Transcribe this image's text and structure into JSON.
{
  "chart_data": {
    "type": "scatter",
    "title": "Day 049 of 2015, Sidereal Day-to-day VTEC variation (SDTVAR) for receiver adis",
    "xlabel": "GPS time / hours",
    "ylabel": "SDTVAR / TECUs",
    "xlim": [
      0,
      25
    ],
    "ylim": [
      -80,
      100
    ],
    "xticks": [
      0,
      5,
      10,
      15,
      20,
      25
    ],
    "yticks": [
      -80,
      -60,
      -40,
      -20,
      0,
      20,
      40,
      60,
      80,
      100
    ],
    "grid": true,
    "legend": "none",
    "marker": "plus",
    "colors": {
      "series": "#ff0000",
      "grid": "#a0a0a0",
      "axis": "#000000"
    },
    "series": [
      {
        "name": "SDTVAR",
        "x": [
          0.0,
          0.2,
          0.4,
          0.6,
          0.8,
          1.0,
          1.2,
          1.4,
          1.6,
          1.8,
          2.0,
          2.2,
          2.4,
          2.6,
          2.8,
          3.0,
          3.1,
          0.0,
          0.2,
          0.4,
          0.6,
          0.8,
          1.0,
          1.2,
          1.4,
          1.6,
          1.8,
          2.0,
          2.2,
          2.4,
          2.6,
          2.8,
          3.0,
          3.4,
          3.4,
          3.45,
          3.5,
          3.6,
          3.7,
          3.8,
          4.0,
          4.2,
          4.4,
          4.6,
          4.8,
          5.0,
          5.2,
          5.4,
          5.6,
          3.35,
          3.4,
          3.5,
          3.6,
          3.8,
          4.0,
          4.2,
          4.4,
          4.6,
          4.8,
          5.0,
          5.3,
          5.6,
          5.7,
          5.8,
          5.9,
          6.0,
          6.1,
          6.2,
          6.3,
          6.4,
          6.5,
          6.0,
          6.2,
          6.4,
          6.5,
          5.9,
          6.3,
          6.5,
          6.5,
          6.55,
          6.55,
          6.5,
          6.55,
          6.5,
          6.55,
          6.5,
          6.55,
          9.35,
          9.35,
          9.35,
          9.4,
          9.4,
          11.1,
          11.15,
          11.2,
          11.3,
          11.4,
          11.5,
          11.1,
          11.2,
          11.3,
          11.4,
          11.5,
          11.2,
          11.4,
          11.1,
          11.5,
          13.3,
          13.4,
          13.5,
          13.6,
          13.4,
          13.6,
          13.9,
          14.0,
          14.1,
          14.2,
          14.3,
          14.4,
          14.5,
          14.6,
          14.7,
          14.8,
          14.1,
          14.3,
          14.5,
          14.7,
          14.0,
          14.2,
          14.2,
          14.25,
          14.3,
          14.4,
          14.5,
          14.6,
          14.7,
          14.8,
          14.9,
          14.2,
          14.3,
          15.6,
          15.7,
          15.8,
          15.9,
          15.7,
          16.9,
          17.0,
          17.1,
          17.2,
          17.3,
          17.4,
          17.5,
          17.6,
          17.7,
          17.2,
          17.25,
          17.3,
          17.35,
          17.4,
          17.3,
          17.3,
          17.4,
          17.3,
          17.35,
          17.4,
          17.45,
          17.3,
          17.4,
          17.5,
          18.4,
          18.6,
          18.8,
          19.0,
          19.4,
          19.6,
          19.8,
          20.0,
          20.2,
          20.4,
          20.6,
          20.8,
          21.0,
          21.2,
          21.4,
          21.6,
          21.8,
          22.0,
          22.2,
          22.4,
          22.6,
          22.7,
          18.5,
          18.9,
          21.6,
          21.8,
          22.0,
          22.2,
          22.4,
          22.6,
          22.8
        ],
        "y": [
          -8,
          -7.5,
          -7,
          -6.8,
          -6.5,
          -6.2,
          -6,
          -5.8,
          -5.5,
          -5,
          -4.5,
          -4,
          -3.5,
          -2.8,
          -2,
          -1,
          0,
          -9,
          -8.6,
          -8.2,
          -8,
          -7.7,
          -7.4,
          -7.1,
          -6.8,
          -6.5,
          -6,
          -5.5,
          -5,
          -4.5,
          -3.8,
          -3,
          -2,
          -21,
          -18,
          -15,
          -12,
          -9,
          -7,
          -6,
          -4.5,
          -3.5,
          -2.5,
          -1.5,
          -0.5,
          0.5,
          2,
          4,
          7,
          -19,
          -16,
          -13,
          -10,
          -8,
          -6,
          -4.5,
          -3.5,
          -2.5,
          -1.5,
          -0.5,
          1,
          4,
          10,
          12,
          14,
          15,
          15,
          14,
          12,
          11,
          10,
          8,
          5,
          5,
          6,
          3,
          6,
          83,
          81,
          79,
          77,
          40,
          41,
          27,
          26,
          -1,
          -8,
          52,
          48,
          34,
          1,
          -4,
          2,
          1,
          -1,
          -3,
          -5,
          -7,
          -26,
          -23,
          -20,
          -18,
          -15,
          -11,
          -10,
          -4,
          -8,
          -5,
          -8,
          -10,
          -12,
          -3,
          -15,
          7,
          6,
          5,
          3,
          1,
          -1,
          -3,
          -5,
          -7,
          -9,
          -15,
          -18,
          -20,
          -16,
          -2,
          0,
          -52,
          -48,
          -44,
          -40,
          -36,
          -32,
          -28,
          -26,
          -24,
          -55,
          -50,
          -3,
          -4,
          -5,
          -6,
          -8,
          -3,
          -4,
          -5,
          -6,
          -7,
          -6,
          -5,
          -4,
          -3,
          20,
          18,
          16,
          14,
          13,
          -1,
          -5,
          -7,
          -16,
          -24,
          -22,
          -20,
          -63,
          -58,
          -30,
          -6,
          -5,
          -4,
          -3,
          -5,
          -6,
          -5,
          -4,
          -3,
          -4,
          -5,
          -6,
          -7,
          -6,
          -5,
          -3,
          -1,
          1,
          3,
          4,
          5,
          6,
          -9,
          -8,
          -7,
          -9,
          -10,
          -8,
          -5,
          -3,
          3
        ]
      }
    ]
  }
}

########

Work to complete: Determine how many lines in the listing above hold the string "SDTVAR", then write only the number.

Solution to the exercise: 3